[STATED TASK]:
Show all lines from the listing below that contain "JSON".

[EXTRACTED INFORMATION]:

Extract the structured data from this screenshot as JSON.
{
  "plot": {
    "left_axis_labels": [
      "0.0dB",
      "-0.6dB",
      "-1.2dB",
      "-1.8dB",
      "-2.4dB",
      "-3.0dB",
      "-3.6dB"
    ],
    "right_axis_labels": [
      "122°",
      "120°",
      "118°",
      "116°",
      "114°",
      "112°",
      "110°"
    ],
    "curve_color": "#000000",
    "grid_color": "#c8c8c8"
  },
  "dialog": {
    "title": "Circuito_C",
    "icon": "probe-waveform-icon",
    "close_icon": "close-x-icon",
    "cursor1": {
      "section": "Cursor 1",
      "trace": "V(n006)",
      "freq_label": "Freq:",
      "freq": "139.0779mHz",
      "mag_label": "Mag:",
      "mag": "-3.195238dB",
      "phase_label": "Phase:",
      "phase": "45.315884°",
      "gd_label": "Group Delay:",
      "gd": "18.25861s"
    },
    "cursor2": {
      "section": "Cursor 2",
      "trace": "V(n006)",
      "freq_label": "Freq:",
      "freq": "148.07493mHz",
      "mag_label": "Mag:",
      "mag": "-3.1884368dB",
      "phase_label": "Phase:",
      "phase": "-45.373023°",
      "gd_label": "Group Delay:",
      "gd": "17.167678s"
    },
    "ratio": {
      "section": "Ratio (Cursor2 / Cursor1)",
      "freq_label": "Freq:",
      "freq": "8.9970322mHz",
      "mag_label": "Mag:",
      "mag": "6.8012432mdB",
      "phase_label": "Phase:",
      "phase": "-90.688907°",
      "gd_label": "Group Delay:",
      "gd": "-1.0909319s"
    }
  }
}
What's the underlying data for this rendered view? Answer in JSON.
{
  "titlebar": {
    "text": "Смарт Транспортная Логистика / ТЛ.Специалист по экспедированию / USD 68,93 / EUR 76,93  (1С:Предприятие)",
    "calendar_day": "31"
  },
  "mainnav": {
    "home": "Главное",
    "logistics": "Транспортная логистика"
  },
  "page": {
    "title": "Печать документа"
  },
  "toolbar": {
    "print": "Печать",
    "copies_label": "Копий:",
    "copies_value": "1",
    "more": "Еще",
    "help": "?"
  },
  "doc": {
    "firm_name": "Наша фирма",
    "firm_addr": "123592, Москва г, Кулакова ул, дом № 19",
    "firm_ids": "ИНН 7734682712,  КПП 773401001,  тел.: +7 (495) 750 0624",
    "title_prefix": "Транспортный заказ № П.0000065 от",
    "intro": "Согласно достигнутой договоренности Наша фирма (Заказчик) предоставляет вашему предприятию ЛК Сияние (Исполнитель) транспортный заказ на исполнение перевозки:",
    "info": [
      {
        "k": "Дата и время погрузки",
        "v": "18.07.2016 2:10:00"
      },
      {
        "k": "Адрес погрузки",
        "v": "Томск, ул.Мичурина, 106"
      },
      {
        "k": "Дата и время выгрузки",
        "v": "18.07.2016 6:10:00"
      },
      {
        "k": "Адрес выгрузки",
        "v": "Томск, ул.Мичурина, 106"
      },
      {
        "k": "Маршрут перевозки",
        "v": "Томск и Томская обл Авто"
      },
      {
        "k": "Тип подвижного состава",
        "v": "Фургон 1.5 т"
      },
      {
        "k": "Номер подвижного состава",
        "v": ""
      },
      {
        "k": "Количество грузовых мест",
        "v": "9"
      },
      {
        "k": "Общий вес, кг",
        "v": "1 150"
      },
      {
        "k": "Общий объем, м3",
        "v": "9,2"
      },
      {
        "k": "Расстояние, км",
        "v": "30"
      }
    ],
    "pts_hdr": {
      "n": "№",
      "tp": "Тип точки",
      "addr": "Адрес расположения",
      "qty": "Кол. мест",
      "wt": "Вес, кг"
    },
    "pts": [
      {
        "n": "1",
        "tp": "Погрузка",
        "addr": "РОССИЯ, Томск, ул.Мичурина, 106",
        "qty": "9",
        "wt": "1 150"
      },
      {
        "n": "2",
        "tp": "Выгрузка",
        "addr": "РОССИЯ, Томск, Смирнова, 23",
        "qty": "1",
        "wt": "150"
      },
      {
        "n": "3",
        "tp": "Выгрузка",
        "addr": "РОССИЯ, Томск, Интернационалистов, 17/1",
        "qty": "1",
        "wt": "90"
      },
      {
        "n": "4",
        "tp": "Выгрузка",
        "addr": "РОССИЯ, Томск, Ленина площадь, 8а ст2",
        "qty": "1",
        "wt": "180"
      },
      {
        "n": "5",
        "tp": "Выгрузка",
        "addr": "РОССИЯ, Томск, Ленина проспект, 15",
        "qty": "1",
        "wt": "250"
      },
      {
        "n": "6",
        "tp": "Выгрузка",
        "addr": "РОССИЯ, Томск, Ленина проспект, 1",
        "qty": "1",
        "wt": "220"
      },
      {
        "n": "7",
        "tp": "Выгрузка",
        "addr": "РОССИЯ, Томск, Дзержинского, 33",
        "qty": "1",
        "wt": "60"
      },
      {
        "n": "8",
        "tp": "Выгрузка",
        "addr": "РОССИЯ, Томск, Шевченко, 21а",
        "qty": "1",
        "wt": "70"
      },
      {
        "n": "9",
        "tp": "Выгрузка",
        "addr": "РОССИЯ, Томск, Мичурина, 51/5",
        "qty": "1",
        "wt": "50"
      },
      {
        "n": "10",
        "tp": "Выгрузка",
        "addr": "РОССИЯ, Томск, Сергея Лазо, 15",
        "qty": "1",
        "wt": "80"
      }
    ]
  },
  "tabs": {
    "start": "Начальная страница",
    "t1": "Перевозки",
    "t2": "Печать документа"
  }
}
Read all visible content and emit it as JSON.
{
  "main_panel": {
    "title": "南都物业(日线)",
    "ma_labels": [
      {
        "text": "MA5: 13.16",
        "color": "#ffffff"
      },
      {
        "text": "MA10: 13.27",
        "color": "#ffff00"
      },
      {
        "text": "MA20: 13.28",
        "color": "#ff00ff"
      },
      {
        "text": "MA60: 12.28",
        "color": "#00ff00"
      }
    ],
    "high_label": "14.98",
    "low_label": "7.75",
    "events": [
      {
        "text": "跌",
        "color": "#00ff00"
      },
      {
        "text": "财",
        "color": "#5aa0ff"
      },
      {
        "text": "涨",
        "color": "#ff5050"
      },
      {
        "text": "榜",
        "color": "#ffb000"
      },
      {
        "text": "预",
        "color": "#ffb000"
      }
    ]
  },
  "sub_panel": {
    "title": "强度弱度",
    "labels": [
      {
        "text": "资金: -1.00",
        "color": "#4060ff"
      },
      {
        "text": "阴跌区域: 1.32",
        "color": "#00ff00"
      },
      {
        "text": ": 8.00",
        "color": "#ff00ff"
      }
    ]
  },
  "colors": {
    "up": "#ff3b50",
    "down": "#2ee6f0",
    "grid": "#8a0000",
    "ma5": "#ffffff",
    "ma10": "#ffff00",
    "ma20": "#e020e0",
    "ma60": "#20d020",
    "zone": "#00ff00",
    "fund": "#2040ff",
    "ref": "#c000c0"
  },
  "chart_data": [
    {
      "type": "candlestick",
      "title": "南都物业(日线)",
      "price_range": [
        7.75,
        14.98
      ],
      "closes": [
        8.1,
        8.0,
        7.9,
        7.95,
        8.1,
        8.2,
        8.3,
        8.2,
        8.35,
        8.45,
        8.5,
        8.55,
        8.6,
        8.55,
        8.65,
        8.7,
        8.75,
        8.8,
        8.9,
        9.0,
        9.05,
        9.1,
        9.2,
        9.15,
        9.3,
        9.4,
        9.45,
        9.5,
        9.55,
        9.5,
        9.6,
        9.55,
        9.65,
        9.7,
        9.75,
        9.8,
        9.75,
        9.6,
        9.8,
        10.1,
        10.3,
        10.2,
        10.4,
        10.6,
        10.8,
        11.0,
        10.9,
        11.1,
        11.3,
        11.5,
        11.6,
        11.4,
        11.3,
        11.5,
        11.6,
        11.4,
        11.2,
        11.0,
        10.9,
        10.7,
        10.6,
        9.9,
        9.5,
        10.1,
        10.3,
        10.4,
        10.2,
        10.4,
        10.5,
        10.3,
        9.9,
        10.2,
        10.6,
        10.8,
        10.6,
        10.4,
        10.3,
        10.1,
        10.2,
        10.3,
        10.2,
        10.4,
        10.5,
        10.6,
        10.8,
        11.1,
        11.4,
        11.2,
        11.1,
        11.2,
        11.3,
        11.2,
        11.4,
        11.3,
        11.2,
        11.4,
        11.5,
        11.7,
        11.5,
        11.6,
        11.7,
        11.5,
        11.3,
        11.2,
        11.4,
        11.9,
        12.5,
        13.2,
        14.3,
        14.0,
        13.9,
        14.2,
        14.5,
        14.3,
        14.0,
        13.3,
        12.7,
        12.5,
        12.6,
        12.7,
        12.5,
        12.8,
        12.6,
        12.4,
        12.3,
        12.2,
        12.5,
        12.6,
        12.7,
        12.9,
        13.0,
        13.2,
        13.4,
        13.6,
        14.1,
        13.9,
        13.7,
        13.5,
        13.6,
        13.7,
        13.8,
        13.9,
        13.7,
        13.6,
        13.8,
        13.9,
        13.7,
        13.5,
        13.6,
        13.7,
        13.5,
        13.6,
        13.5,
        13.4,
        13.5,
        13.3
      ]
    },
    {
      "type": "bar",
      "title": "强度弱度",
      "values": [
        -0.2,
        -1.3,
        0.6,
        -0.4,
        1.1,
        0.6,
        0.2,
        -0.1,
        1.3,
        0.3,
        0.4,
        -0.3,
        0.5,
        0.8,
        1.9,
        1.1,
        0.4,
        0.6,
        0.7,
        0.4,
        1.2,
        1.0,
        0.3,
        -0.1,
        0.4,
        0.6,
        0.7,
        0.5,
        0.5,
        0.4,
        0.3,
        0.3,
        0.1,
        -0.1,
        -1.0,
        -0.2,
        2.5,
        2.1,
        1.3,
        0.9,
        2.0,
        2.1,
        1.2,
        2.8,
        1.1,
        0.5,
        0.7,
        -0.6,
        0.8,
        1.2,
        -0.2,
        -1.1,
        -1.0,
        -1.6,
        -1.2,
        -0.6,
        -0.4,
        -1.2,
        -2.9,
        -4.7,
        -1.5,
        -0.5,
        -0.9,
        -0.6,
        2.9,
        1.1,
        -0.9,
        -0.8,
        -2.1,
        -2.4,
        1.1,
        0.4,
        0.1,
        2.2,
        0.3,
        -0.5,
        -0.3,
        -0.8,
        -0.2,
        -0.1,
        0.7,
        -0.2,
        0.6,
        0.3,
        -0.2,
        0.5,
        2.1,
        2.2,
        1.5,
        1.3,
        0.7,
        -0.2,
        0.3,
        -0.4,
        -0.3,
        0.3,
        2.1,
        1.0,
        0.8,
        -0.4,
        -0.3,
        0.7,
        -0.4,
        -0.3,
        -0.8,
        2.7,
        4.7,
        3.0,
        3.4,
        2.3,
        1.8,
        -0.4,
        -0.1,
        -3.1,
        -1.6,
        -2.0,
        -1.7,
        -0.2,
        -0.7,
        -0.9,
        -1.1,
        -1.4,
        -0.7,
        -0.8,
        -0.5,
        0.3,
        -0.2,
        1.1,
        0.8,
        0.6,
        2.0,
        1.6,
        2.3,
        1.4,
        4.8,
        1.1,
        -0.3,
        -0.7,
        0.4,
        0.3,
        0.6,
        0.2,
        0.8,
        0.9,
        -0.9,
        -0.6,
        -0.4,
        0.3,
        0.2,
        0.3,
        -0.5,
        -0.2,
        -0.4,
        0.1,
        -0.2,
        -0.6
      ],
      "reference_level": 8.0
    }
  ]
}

[WRITTEN REPLY]:
Extract the structured data from this screenshot as JSON.
What's the underlying data for this rendered view? Answer in JSON.
Read all visible content and emit it as JSON.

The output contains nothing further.